> **Directions for this task**: Output every line exactly as written. Leave out pictures.

(Dataset entries)
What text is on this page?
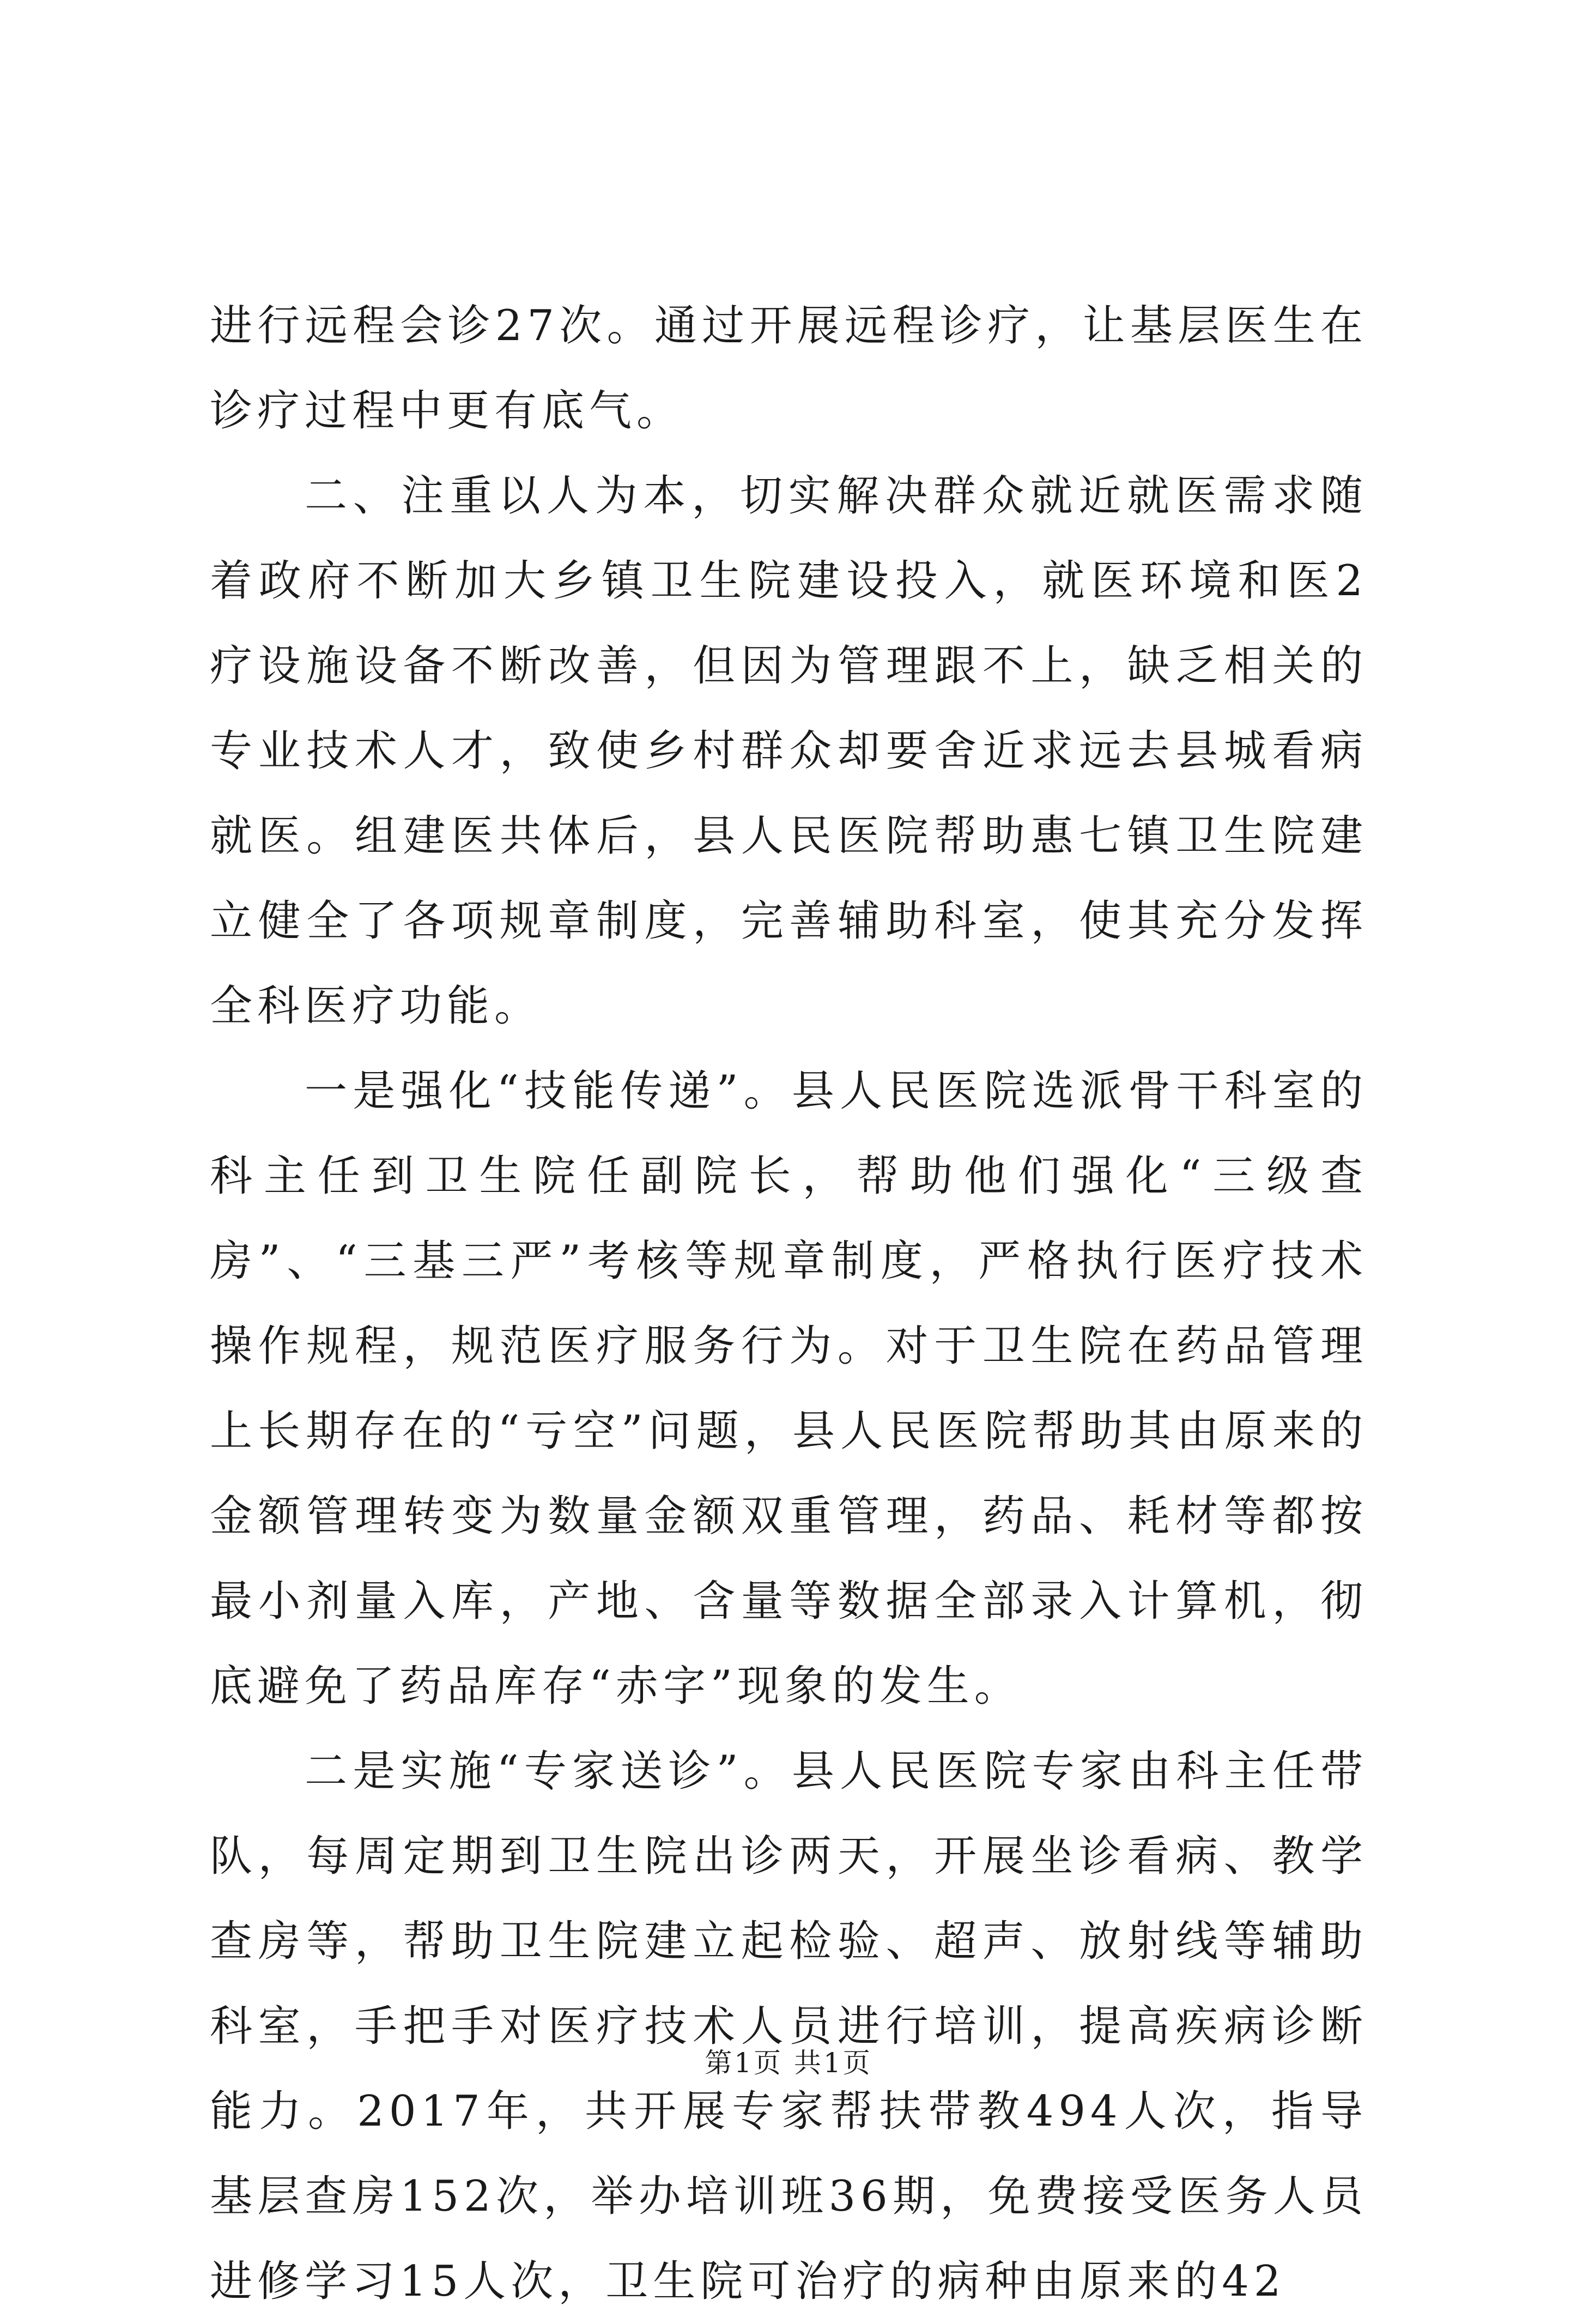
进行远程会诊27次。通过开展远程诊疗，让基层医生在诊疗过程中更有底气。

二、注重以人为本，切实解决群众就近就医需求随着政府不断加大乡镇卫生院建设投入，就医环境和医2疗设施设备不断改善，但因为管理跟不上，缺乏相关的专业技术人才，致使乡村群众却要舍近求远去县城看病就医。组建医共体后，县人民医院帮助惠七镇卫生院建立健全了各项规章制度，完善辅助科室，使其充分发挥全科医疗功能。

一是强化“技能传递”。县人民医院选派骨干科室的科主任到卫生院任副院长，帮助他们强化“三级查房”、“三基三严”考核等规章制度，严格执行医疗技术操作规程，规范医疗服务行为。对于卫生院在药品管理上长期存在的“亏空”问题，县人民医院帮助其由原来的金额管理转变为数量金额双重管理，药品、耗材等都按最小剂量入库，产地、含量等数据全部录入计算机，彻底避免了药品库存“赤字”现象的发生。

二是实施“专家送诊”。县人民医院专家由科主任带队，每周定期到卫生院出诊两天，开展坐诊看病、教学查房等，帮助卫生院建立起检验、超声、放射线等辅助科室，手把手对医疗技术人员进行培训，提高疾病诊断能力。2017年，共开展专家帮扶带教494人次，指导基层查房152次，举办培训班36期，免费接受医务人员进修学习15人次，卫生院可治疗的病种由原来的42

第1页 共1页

> **Exercise response**:
What text is on this page?
进行远程会诊27次。通过开展远程诊疗，让基层医生在诊疗过程中更有底气。

二、注重以人为本，切实解决群众就近就医需求随着政府不断加大乡镇卫生院建设投入，就医环境和医2疗设施设备不断改善，但因为管理跟不上，缺乏相关的专业技术人才，致使乡村群众却要舍近求远去县城看病就医。组建医共体后，县人民医院帮助惠七镇卫生院建立健全了各项规章制度，完善辅助科室，使其充分发挥全科医疗功能。

一是强化“技能传递”。县人民医院选派骨干科室的科主任到卫生院任副院长，帮助他们强化“三级查房”、“三基三严”考核等规章制度，严格执行医疗技术操作规程，规范医疗服务行为。对于卫生院在药品管理上长期存在的“亏空”问题，县人民医院帮助其由原来的金额管理转变为数量金额双重管理，药品、耗材等都按最小剂量入库，产地、含量等数据全部录入计算机，彻底避免了药品库存“赤字”现象的发生。

二是实施“专家送诊”。县人民医院专家由科主任带队，每周定期到卫生院出诊两天，开展坐诊看病、教学查房等，帮助卫生院建立起检验、超声、放射线等辅助科室，手把手对医疗技术人员进行培训，提高疾病诊断能力。2017年，共开展专家帮扶带教494人次，指导基层查房152次，举办培训班36期，免费接受医务人员进修学习15人次，卫生院可治疗的病种由原来的42

第1页 共1页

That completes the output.